Region annotation records:
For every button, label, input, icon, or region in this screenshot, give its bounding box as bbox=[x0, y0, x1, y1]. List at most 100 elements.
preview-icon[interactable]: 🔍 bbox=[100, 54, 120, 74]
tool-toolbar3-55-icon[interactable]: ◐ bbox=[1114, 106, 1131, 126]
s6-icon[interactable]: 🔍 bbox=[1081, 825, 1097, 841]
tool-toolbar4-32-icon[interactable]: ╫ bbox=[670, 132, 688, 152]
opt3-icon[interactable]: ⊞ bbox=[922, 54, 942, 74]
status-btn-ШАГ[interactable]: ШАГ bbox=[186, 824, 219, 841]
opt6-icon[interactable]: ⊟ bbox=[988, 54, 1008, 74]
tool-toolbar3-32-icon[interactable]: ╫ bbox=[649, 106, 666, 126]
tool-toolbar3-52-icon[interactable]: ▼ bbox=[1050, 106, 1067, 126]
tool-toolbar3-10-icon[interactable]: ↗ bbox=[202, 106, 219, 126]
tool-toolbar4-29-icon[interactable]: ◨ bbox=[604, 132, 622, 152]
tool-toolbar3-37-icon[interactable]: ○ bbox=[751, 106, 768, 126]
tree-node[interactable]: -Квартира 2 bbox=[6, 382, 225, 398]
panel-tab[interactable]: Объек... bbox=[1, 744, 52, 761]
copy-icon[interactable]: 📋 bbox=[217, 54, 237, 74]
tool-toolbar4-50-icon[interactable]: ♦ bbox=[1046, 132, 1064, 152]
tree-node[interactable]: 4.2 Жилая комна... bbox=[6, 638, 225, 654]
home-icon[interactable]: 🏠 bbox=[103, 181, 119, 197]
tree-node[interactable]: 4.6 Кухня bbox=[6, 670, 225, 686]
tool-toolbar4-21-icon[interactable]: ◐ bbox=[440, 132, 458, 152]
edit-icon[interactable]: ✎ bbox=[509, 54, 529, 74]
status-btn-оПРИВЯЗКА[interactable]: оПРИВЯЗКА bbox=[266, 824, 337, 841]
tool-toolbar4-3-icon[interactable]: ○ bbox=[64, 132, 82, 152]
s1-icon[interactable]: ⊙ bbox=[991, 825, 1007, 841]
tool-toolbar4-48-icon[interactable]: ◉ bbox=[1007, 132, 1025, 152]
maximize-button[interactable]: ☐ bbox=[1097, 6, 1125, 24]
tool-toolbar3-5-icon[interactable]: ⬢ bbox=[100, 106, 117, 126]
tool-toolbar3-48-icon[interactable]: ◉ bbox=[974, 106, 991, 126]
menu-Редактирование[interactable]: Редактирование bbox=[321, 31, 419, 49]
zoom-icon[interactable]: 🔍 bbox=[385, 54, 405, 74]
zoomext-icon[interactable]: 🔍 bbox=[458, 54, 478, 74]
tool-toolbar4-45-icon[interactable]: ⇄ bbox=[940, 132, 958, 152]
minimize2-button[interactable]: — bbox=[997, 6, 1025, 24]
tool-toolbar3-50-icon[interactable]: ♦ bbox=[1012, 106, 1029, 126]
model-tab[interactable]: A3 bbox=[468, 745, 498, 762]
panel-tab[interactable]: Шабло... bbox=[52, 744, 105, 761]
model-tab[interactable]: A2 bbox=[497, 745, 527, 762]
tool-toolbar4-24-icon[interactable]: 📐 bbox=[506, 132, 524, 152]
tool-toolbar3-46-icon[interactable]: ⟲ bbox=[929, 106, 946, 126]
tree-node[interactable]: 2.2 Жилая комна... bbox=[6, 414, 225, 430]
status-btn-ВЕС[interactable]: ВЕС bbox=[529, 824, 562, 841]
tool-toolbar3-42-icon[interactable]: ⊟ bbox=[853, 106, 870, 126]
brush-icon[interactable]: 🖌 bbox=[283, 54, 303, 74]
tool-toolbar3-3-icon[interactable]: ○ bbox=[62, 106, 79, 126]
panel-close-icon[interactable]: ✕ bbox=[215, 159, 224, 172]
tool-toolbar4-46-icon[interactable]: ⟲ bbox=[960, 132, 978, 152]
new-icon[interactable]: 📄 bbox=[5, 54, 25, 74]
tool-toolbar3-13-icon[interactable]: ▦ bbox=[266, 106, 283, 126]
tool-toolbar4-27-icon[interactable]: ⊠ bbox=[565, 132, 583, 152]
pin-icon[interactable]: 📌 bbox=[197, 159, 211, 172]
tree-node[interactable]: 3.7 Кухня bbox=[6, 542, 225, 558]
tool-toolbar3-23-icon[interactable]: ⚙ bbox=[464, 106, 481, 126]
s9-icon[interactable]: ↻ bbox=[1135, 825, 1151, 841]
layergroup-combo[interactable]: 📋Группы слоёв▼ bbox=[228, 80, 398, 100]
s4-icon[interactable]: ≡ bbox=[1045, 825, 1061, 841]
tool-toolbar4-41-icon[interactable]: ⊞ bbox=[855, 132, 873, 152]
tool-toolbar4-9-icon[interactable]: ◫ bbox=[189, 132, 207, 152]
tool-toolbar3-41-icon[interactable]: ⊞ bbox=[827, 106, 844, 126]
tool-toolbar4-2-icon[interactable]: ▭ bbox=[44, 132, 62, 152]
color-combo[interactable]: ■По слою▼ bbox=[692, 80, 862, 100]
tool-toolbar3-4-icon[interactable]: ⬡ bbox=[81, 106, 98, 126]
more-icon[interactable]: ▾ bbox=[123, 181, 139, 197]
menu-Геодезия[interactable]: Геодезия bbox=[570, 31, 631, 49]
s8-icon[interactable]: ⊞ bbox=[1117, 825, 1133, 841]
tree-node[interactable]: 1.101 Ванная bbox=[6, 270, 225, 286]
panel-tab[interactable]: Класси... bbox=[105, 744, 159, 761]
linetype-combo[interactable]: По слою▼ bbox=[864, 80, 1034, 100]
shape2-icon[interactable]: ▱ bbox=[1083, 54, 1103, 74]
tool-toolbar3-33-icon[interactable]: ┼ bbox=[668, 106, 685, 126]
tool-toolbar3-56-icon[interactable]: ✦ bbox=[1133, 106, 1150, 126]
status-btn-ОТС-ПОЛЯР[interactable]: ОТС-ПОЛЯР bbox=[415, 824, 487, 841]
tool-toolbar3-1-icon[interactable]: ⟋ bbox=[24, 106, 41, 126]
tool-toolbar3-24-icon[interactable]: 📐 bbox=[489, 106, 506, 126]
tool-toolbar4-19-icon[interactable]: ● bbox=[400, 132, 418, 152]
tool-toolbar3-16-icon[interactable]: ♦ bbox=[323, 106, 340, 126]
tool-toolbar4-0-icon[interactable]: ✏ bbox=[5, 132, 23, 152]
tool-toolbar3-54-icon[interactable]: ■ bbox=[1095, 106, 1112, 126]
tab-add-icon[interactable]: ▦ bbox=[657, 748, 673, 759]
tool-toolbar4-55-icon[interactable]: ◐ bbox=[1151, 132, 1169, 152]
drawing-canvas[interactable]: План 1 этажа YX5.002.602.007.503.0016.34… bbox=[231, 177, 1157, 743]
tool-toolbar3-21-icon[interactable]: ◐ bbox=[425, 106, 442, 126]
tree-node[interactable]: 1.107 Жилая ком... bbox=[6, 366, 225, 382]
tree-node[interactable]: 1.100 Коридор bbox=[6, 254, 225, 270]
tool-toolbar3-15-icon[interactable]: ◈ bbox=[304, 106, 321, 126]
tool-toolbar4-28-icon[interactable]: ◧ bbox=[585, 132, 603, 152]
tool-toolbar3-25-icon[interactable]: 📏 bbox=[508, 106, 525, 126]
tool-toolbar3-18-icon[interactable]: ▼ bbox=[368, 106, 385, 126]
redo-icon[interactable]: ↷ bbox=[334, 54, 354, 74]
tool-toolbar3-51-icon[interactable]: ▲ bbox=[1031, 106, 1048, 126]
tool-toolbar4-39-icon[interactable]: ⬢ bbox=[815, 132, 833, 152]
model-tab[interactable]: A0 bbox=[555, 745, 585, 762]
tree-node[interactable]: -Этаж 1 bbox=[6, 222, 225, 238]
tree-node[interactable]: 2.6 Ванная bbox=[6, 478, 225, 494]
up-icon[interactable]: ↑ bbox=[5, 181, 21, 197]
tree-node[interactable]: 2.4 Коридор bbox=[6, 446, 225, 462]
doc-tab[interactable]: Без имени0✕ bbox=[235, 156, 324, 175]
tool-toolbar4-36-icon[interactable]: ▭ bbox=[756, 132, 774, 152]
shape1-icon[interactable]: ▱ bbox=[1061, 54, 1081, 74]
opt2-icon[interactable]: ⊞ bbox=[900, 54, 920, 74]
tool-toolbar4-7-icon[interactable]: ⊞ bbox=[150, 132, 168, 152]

:: GIVEN EXERCISE ::
Render the rows above as a numbered list, from the first row through the row containing "tool-toolbar4-32-icon[interactable]: ╫ bbox=[670, 132, 688, 152]", omitting any blank lines.

:: EXPECTED ANSWER ::
1. For every button, label, input, icon, or region in this screenshot, give its bounding box as bbox=[x0, y0, x1, y1]. List at most 100 elements.
2. preview-icon[interactable]: 🔍 bbox=[100, 54, 120, 74]
3. tool-toolbar3-55-icon[interactable]: ◐ bbox=[1114, 106, 1131, 126]
4. s6-icon[interactable]: 🔍 bbox=[1081, 825, 1097, 841]
5. tool-toolbar4-32-icon[interactable]: ╫ bbox=[670, 132, 688, 152]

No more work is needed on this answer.